** begin RECORDS PROVIDED **

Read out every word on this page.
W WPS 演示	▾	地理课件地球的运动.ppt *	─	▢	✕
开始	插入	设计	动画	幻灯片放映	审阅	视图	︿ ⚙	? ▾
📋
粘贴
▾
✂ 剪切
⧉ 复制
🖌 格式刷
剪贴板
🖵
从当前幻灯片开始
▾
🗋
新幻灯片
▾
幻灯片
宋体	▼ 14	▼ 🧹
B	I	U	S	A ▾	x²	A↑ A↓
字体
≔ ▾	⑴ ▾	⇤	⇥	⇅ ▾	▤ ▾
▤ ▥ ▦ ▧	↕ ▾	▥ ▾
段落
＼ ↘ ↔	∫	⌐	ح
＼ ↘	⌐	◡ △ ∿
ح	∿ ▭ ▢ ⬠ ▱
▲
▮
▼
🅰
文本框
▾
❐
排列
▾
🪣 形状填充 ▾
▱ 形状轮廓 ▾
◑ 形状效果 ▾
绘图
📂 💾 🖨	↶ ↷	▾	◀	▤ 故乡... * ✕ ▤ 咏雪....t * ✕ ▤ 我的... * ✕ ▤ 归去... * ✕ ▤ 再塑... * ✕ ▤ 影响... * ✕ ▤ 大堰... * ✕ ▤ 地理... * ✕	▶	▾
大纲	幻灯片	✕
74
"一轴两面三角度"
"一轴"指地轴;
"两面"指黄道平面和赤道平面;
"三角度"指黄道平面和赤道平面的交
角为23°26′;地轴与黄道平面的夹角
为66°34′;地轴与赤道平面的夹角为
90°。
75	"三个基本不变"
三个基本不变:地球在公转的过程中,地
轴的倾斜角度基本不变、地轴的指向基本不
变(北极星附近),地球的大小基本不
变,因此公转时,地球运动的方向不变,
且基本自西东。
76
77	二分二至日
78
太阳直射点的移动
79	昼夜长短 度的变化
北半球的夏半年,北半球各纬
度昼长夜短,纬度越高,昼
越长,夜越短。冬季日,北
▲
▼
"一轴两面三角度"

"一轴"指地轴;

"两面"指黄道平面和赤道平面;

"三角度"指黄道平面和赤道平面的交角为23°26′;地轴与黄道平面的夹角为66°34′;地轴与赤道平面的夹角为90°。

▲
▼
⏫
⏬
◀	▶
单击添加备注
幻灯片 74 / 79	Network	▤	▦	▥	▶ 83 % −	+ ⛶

** end RECORDS PROVIDED **

EXERCISE: Write out all the lines again, exactly as they are.

FULL OUTPUT:
Read out every word on this page.
W WPS 演示	▾	地理课件地球的运动.ppt *	─	▢	✕
开始	插入	设计	动画	幻灯片放映	审阅	视图	︿ ⚙	? ▾
📋
粘贴
▾
✂ 剪切
⧉ 复制
🖌 格式刷
剪贴板
🖵
从当前幻灯片开始
▾
🗋
新幻灯片
▾
幻灯片
宋体	▼ 14	▼ 🧹
B	I	U	S	A ▾	x²	A↑ A↓
字体
≔ ▾	⑴ ▾	⇤	⇥	⇅ ▾	▤ ▾
▤ ▥ ▦ ▧	↕ ▾	▥ ▾
段落
＼ ↘ ↔	∫	⌐	ح
＼ ↘	⌐	◡ △ ∿
ح	∿ ▭ ▢ ⬠ ▱
▲
▮
▼
🅰
文本框
▾
❐
排列
▾
🪣 形状填充 ▾
▱ 形状轮廓 ▾
◑ 形状效果 ▾
绘图
📂 💾 🖨	↶ ↷	▾	◀	▤ 故乡... * ✕ ▤ 咏雪....t * ✕ ▤ 我的... * ✕ ▤ 归去... * ✕ ▤ 再塑... * ✕ ▤ 影响... * ✕ ▤ 大堰... * ✕ ▤ 地理... * ✕	▶	▾
大纲	幻灯片	✕
74
"一轴两面三角度"
"一轴"指地轴;
"两面"指黄道平面和赤道平面;
"三角度"指黄道平面和赤道平面的交
角为23°26′;地轴与黄道平面的夹角
为66°34′;地轴与赤道平面的夹角为
90°。
75	"三个基本不变"
三个基本不变:地球在公转的过程中,地
轴的倾斜角度基本不变、地轴的指向基本不
变(北极星附近),地球的大小基本不
变,因此公转时,地球运动的方向不变,
且基本自西东。
76
77	二分二至日
78
太阳直射点的移动
79	昼夜长短 度的变化
北半球的夏半年,北半球各纬
度昼长夜短,纬度越高,昼
越长,夜越短。冬季日,北
▲
▼
"一轴两面三角度"

"一轴"指地轴;

"两面"指黄道平面和赤道平面;

"三角度"指黄道平面和赤道平面的交角为23°26′;地轴与黄道平面的夹角为66°34′;地轴与赤道平面的夹角为90°。

▲
▼
⏫
⏬
◀	▶
单击添加备注
幻灯片 74 / 79	Network	▤	▦	▥	▶ 83 % −	+ ⛶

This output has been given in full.